_TASK INSTRUCTIONS:_
[a] Which actors in the stage production does the theater review name? List every one.
[b] Answer these questions about the theater review:
(i) In what year was Rona Jaffe's novel published?
(ii) Which college is Caroline a graduate of?
(iii) Who designed the costumes?

You might expect any stage version of a Joan Crawford film to be a satire in the style of Charles Busch, with a fabulous drag performer in the Crawford role. Adaptor-director Julie Kramer, however, opts for a more straightforward staging of “The Best of Everything,” Rona Jaffe’s best-selling 1958 novel about young women seeking love and careers while they toil as secretaries at a paperback publishing firm. Kramer adheres more closely to the book than 1959’s Technicolor movie adaptation. Long before “Valley of the Dolls” and “Sex in the City,” Jaffe’s novel was something of a sensation because it honestly portrayed the sex lives of ambitious career girls, not all of whom saw marriage as their ultimate goal.

There’s always the danger of imitation when a famous film is translated to the stage, but that pitfall is expertly avoided here. The movie drips with melodrama and today is little more than a campy hoot featuring Crawford at her most bitchy, but in this neatly packaged stage version, Kramer offers only a hint of parody. (For instance, at the office Christmas party the steno pool dances with male cardboard cutouts—indicating that their prospective boyfriends are identical and flat.) The director mostly presents the material without irony, so what emerges is an unflinching portrait of the sexual mores of the late 1950s in ultra-sophisticated Manhattan. Through this unfiltered perspective on the past, we see how women’s lives have altered in the ensuing decades, yet that they are still held to different standards than their male counterparts.

The Crawford part, Miss Farrow, a ruthless editor carrying on an affair with a married executive in the company, is memorable but not the lead. The focus is on Caroline, a Radcliffe grad who is recovering from a broken romance and seeking to climb the corporate ladder along with the men; she won’t settle for being a secretary or a discarded plaything. There’s also needy and naïve April, gossipy Mary Agnes, flamboyant and unstable Gregg, and sarcastic Brenda. Rather than treat them as punchlines, the actors and Kramer present these characters as real women dealing with the constraints of their time.

Sarah Wilson seriously conveys Caroline’s conflict between her heart and her job. Alicia Sable is a charming and sweet April. As the neurotic Gregg, Hayley Treider actually improves upon the wooden performance of the movie’s Suzy Parker (the supermodel of her day). There’s not a whiff of over-the-top Crawford in Amy Wilson’s precise Miss Farrow; Molly Lloyd and Sas Goldberg are screamingly funny as the bickering Mary Agnes and Brenda, respectively; and Tom O’Keefe (who plays four roles) and Jordan Geiger are stalwart as the men who either use or woo the heroines.

The era is recreated with accuracy and detail through Daniel Urlie’s stylish costumes and Lauren Helpern’s economical, corporate set. Sound designer Jill BC Du Boff’s soundtrack of period pop tunes, from the likes of Dinah Washington and Doris Day, evokes the romantic dreams of Caroline and her cohorts.

_DATA LINES:_
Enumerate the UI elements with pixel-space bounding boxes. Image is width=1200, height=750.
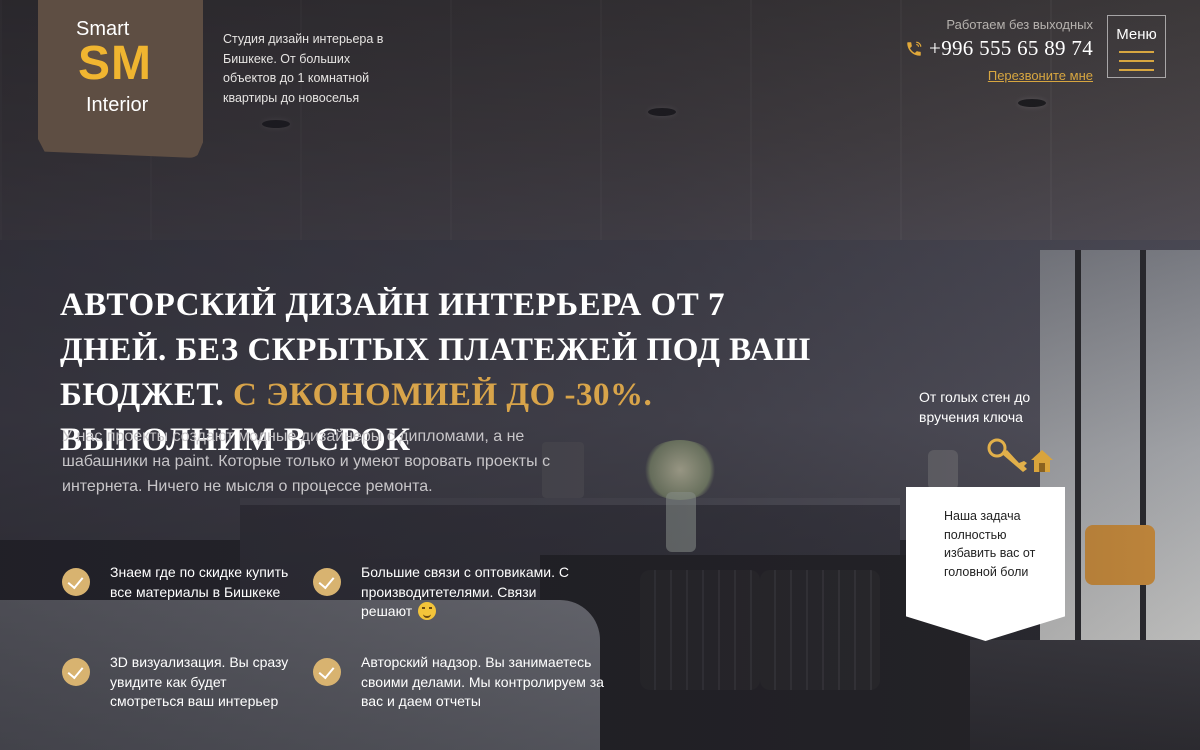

_TASK RESULTS:_
[a] Sarah Wilson, Alicia Sable, Hayley Treider, Amy Wilson, Molly Lloyd, Sas Goldberg, Tom O'Keefe, Jordan Geiger

[b]
(i) 1958
(ii) Radcliffe
(iii) Daniel Urlie